* [Data records]:
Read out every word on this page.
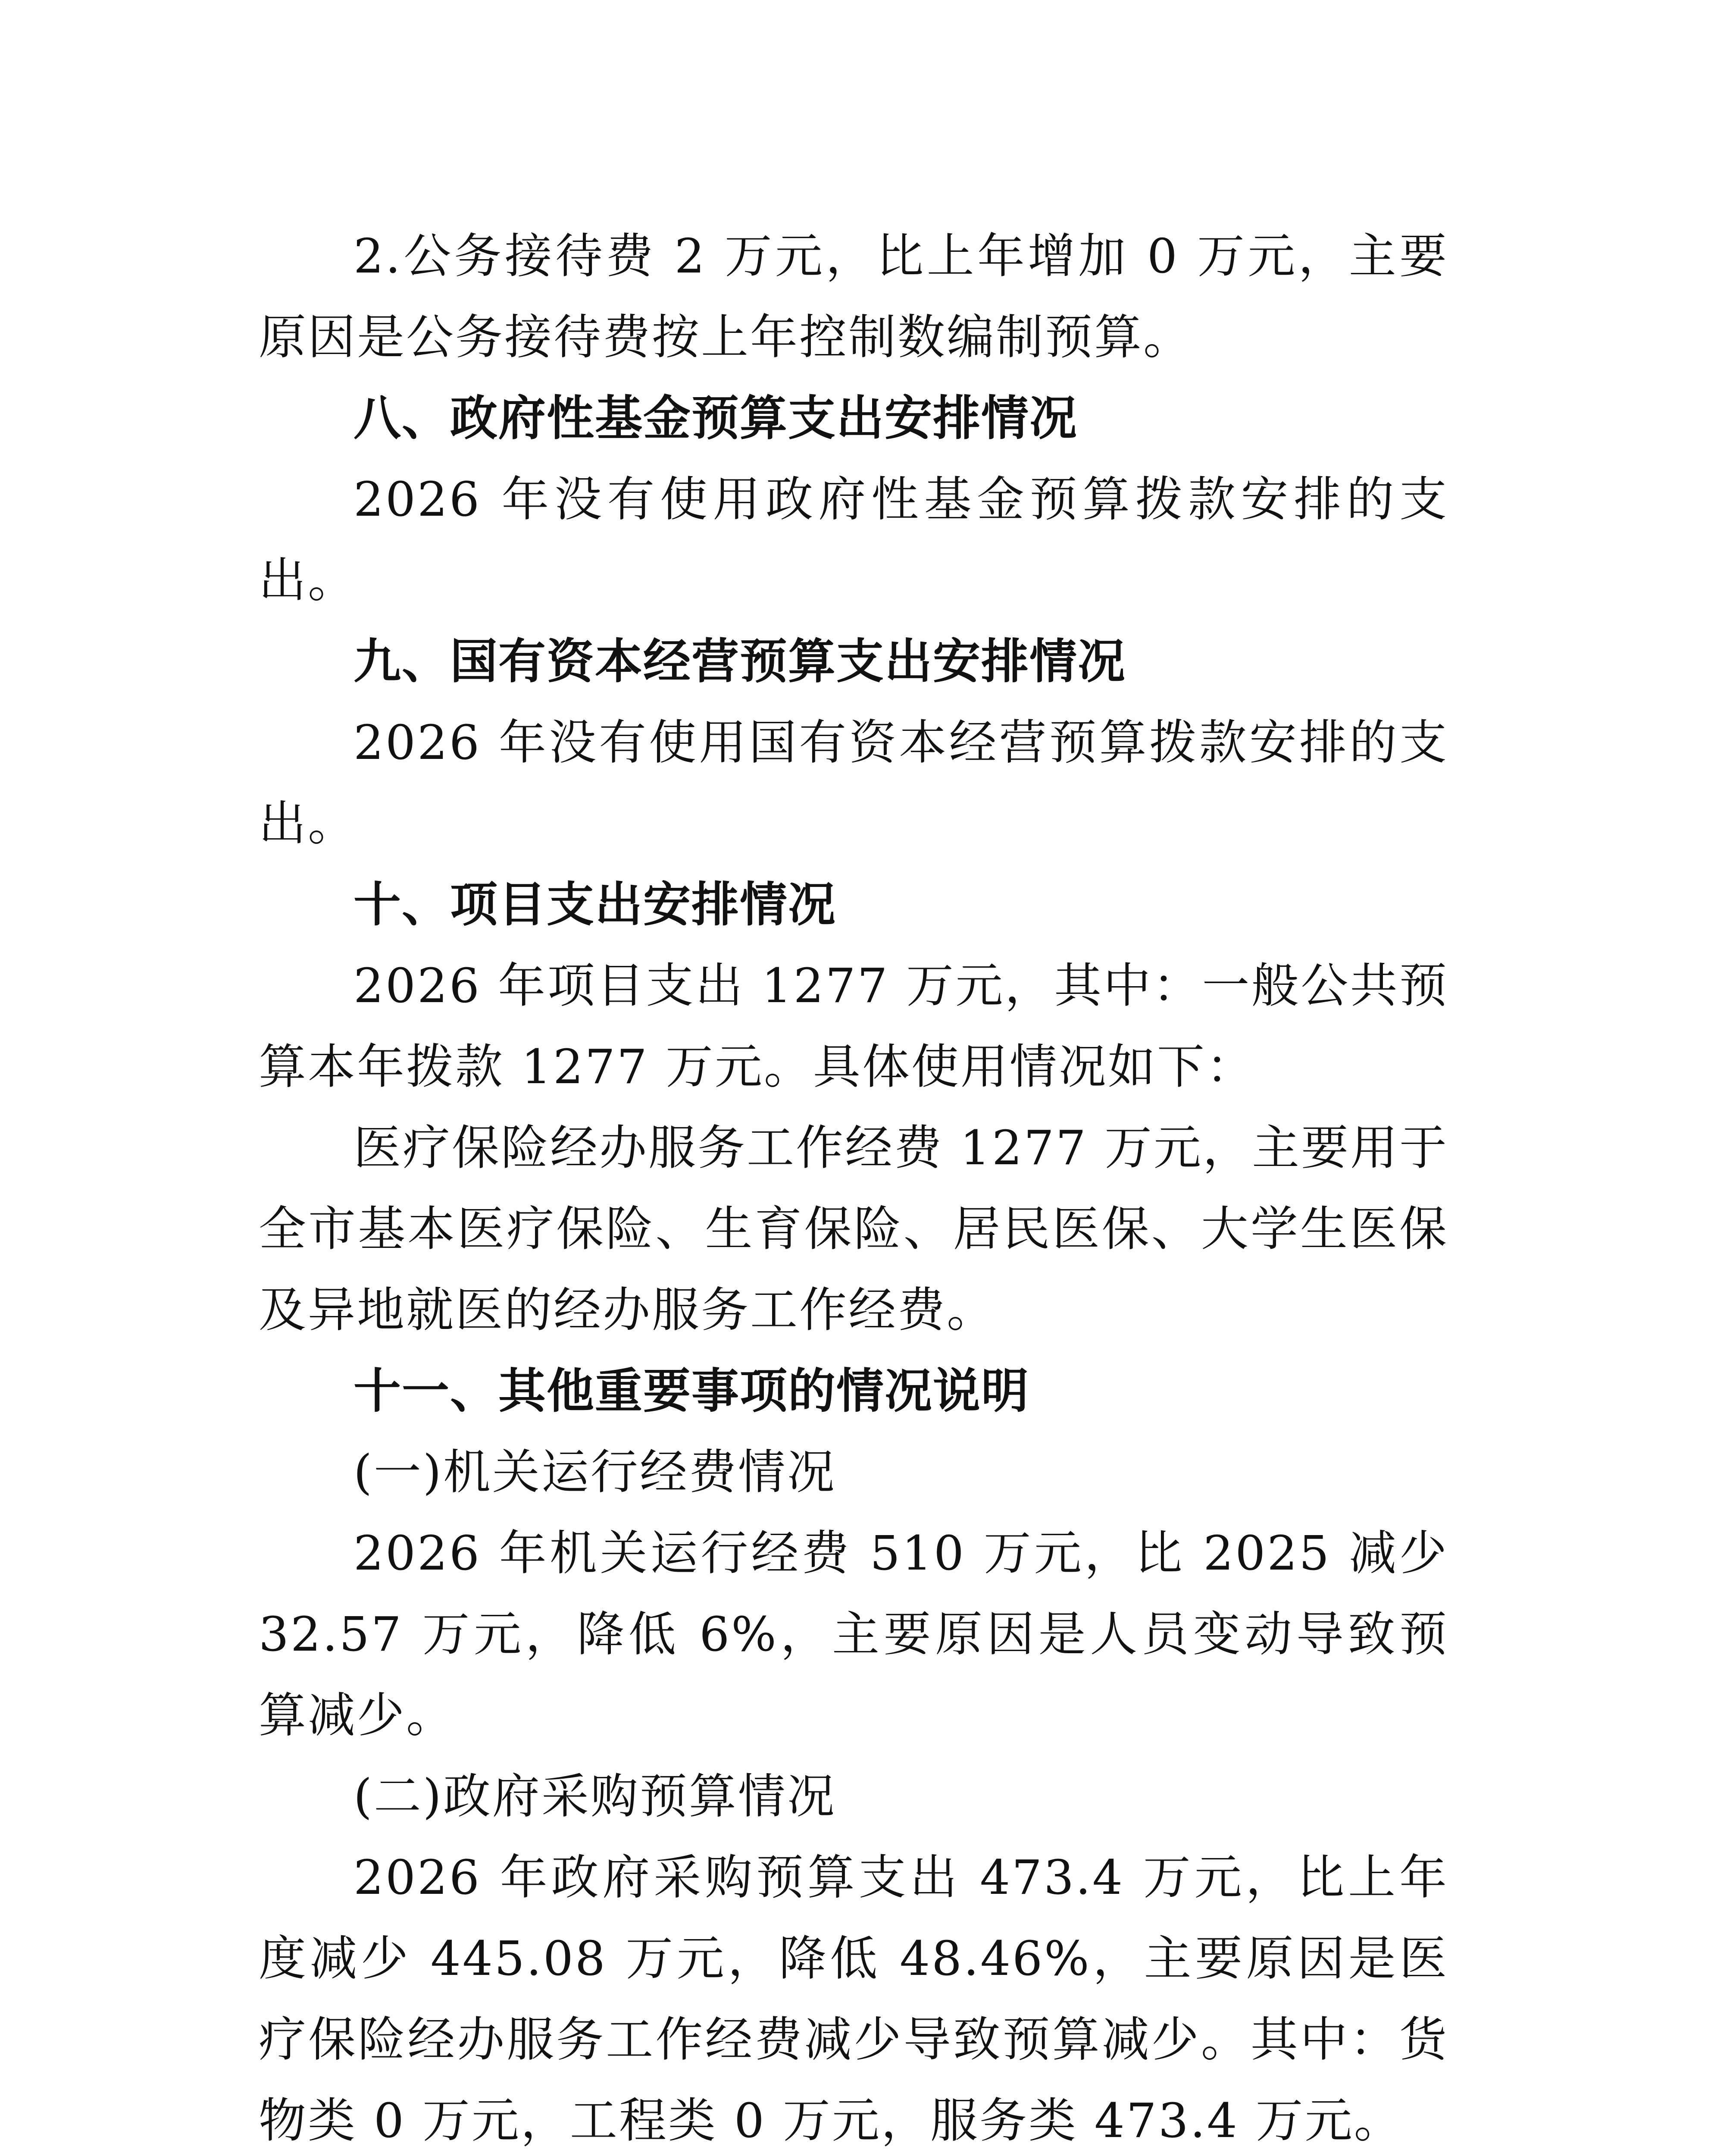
2.公务接待费 2 万元，比上年增加 0 万元，主要原因是公务接待费按上年控制数编制预算。

八、政府性基金预算支出安排情况

2026 年没有使用政府性基金预算拨款安排的支出。

九、国有资本经营预算支出安排情况

2026 年没有使用国有资本经营预算拨款安排的支出。

十、项目支出安排情况

2026 年项目支出 1277 万元，其中：一般公共预算本年拨款 1277 万元。具体使用情况如下：

医疗保险经办服务工作经费 1277 万元，主要用于全市基本医疗保险、生育保险、居民医保、大学生医保及异地就医的经办服务工作经费。

十一、其他重要事项的情况说明

(一)机关运行经费情况

2026 年机关运行经费 510 万元，比 2025 减少 32.57 万元，降低 6%，主要原因是人员变动导致预算减少。

(二)政府采购预算情况

2026 年政府采购预算支出 473.4 万元，比上年度减少 445.08 万元，降低 48.46%，主要原因是医疗保险经办服务工作经费减少导致预算减少。其中：货物类 0 万元，工程类 0 万元，服务类 473.4 万元。
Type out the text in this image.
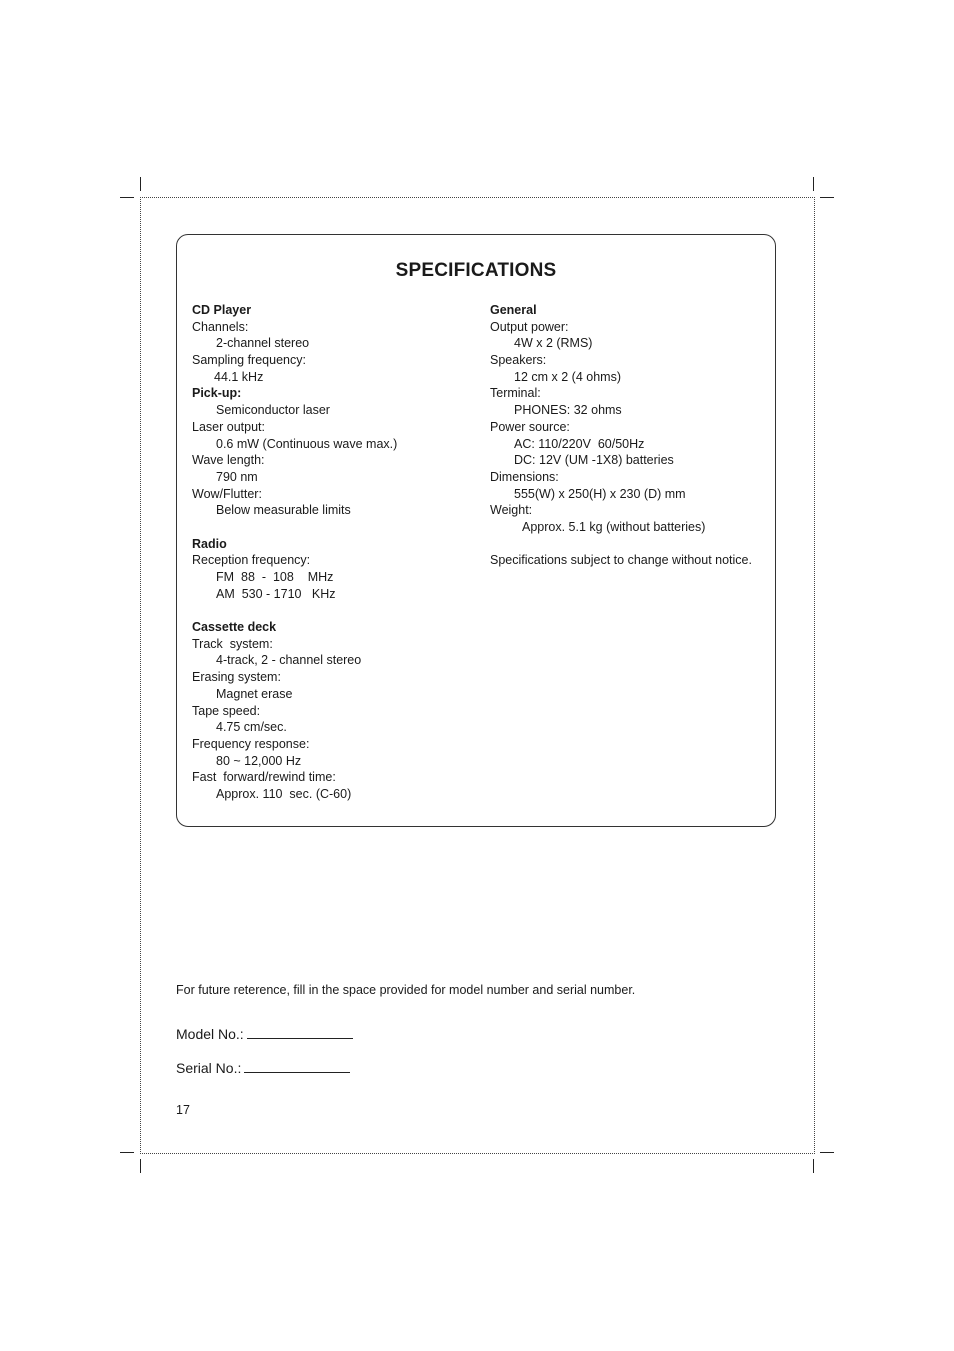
SPECIFICATIONS
CD Player
Channels:
2-channel stereo
Sampling frequency:
44.1 kHz
Pick-up:
Semiconductor laser
Laser output:
0.6 mW (Continuous wave max.)
Wave length:
790 nm
Wow/Flutter:
Below measurable limits
Radio
Reception frequency:
FM  88  -  108    MHz
AM  530 - 1710   KHz
Cassette deck
Track  system:
4-track, 2 - channel stereo
Erasing system:
Magnet erase
Tape speed:
4.75 cm/sec.
Frequency response:
80 ~ 12,000 Hz
Fast  forward/rewind time:
Approx. 110  sec. (C-60)
General
Output power:
4W x 2 (RMS)
Speakers:
12 cm x 2 (4 ohms)
Terminal:
PHONES: 32 ohms
Power source:
AC: 110/220V  60/50Hz
DC: 12V (UM -1X8) batteries
Dimensions:
555(W) x 250(H) x 230 (D) mm
Weight:
Approx. 5.1 kg (without batteries)
Specifications subject to change without notice.
For future reterence, fill in the space provided for model number and serial number.
Model No.:
Serial No.:
17
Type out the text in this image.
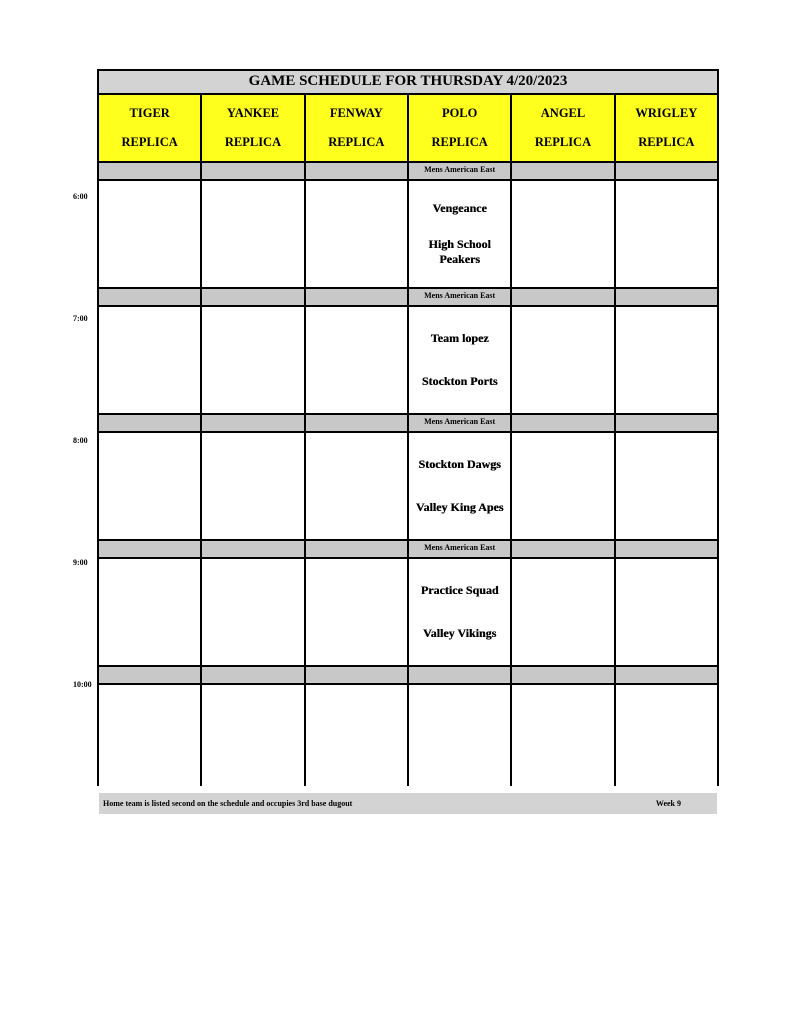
6:00
7:00
8:00
9:00
10:00
GAME SCHEDULE FOR THURSDAY 4/20/2023
TIGER
REPLICA
YANKEE
REPLICA
FENWAY
REPLICA
POLO
REPLICA
ANGEL
REPLICA
WRIGLEY
REPLICA
Mens American East
Vengeance
High School Peakers
Mens American East
Team lopez
Stockton Ports
Mens American East
Stockton Dawgs
Valley King Apes
Mens American East
Practice Squad
Valley Vikings
Home team is listed second on the schedule and occupies 3rd base dugout	Week 9
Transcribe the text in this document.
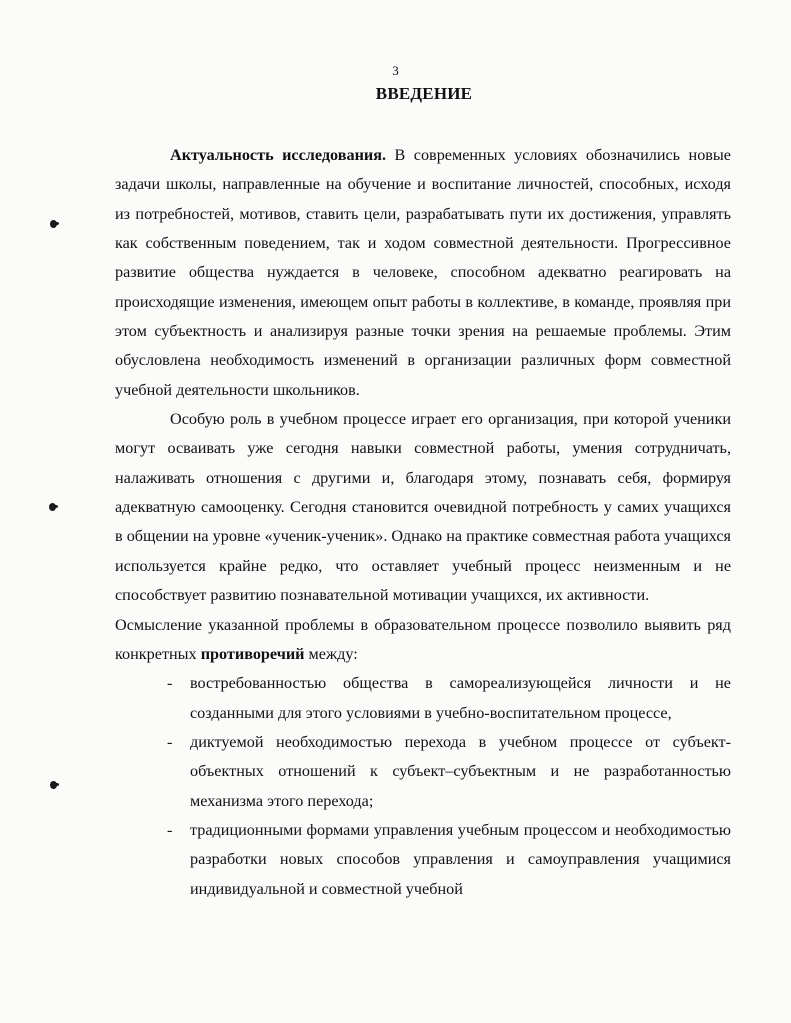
3
ВВЕДЕНИЕ

Актуальность исследования. В современных условиях обозначились новые задачи школы, направленные на обучение и воспитание личностей, способных, исходя из потребностей, мотивов, ставить цели, разрабатывать пути их достижения, управлять как собственным поведением, так и ходом совместной деятельности. Прогрессивное развитие общества нуждается в человеке, способном адекватно реагировать на происходящие изменения, имеющем опыт работы в коллективе, в команде, проявляя при этом субъектность и анализируя разные точки зрения на решаемые проблемы. Этим обусловлена необходимость изменений в организации различных форм совместной учебной деятельности школьников.

Особую роль в учебном процессе играет его организация, при которой ученики могут осваивать уже сегодня навыки совместной работы, умения сотрудничать, налаживать отношения с другими и, благодаря этому, познавать себя, формируя адекватную самооценку. Сегодня становится очевидной потребность у самих учащихся в общении на уровне «ученик-ученик». Однако на практике совместная работа учащихся используется крайне редко, что оставляет учебный процесс неизменным и не способствует развитию познавательной мотивации учащихся, их активности.

Осмысление указанной проблемы в образовательном процессе позволило выявить ряд конкретных противоречий между:

- востребованностью общества в самореализующейся личности и не созданными для этого условиями в учебно-воспитательном процессе,
- диктуемой необходимостью перехода в учебном процессе от субъект-объектных отношений к субъект–субъектным и не разработанностью механизма этого перехода;
- традиционными формами управления учебным процессом и необходимостью разработки новых способов управления и самоуправления учащимися индивидуальной и совместной учебной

* [Goal of the exercise]: Reproduce all of the material above word for word. Omit the pictures.

* [Completed task]:
Read out every word on this page.
2.公务接待费 2 万元，比上年增加 0 万元，主要原因是公务接待费按上年控制数编制预算。

八、政府性基金预算支出安排情况

2026 年没有使用政府性基金预算拨款安排的支出。

九、国有资本经营预算支出安排情况

2026 年没有使用国有资本经营预算拨款安排的支出。

十、项目支出安排情况

2026 年项目支出 1277 万元，其中：一般公共预算本年拨款 1277 万元。具体使用情况如下：

医疗保险经办服务工作经费 1277 万元，主要用于全市基本医疗保险、生育保险、居民医保、大学生医保及异地就医的经办服务工作经费。

十一、其他重要事项的情况说明

(一)机关运行经费情况

2026 年机关运行经费 510 万元，比 2025 减少 32.57 万元，降低 6%，主要原因是人员变动导致预算减少。

(二)政府采购预算情况

2026 年政府采购预算支出 473.4 万元，比上年度减少 445.08 万元，降低 48.46%，主要原因是医疗保险经办服务工作经费减少导致预算减少。其中：货物类 0 万元，工程类 0 万元，服务类 473.4 万元。
Type out the text in this image.
SPECIFICATIONS
CD Player
Channels:
2-channel stereo
Sampling frequency:
44.1 kHz
Pick-up:
Semiconductor laser
Laser output:
0.6 mW (Continuous wave max.)
Wave length:
790 nm
Wow/Flutter:
Below measurable limits
Radio
Reception frequency:
FM  88  -  108    MHz
AM  530 - 1710   KHz
Cassette deck
Track  system:
4-track, 2 - channel stereo
Erasing system:
Magnet erase
Tape speed:
4.75 cm/sec.
Frequency response:
80 ~ 12,000 Hz
Fast  forward/rewind time:
Approx. 110  sec. (C-60)
General
Output power:
4W x 2 (RMS)
Speakers:
12 cm x 2 (4 ohms)
Terminal:
PHONES: 32 ohms
Power source:
AC: 110/220V  60/50Hz
DC: 12V (UM -1X8) batteries
Dimensions:
555(W) x 250(H) x 230 (D) mm
Weight:
Approx. 5.1 kg (without batteries)
Specifications subject to change without notice.
For future reterence, fill in the space provided for model number and serial number.
Model No.:
Serial No.:
17
Type out the text in this image.
6:00
7:00
8:00
9:00
10:00
GAME SCHEDULE FOR THURSDAY 4/20/2023
TIGER
REPLICA
YANKEE
REPLICA
FENWAY
REPLICA
POLO
REPLICA
ANGEL
REPLICA
WRIGLEY
REPLICA
Mens American East
Vengeance
High School Peakers
Mens American East
Team lopez
Stockton Ports
Mens American East
Stockton Dawgs
Valley King Apes
Mens American East
Practice Squad
Valley Vikings
Home team is listed second on the schedule and occupies 3rd base dugout	Week 9
Transcribe the text in this document.
3
ВВЕДЕНИЕ

Актуальность исследования. В современных условиях обозначились новые задачи школы, направленные на обучение и воспитание личностей, способных, исходя из потребностей, мотивов, ставить цели, разрабатывать пути их достижения, управлять как собственным поведением, так и ходом совместной деятельности. Прогрессивное развитие общества нуждается в человеке, способном адекватно реагировать на происходящие изменения, имеющем опыт работы в коллективе, в команде, проявляя при этом субъектность и анализируя разные точки зрения на решаемые проблемы. Этим обусловлена необходимость изменений в организации различных форм совместной учебной деятельности школьников.

Особую роль в учебном процессе играет его организация, при которой ученики могут осваивать уже сегодня навыки совместной работы, умения сотрудничать, налаживать отношения с другими и, благодаря этому, познавать себя, формируя адекватную самооценку. Сегодня становится очевидной потребность у самих учащихся в общении на уровне «ученик-ученик». Однако на практике совместная работа учащихся используется крайне редко, что оставляет учебный процесс неизменным и не способствует развитию познавательной мотивации учащихся, их активности.

Осмысление указанной проблемы в образовательном процессе позволило выявить ряд конкретных противоречий между:

- востребованностью общества в самореализующейся личности и не созданными для этого условиями в учебно-воспитательном процессе,
- диктуемой необходимостью перехода в учебном процессе от субъект-объектных отношений к субъект–субъектным и не разработанностью механизма этого перехода;
- традиционными формами управления учебным процессом и необходимостью разработки новых способов управления и самоуправления учащимися индивидуальной и совместной учебной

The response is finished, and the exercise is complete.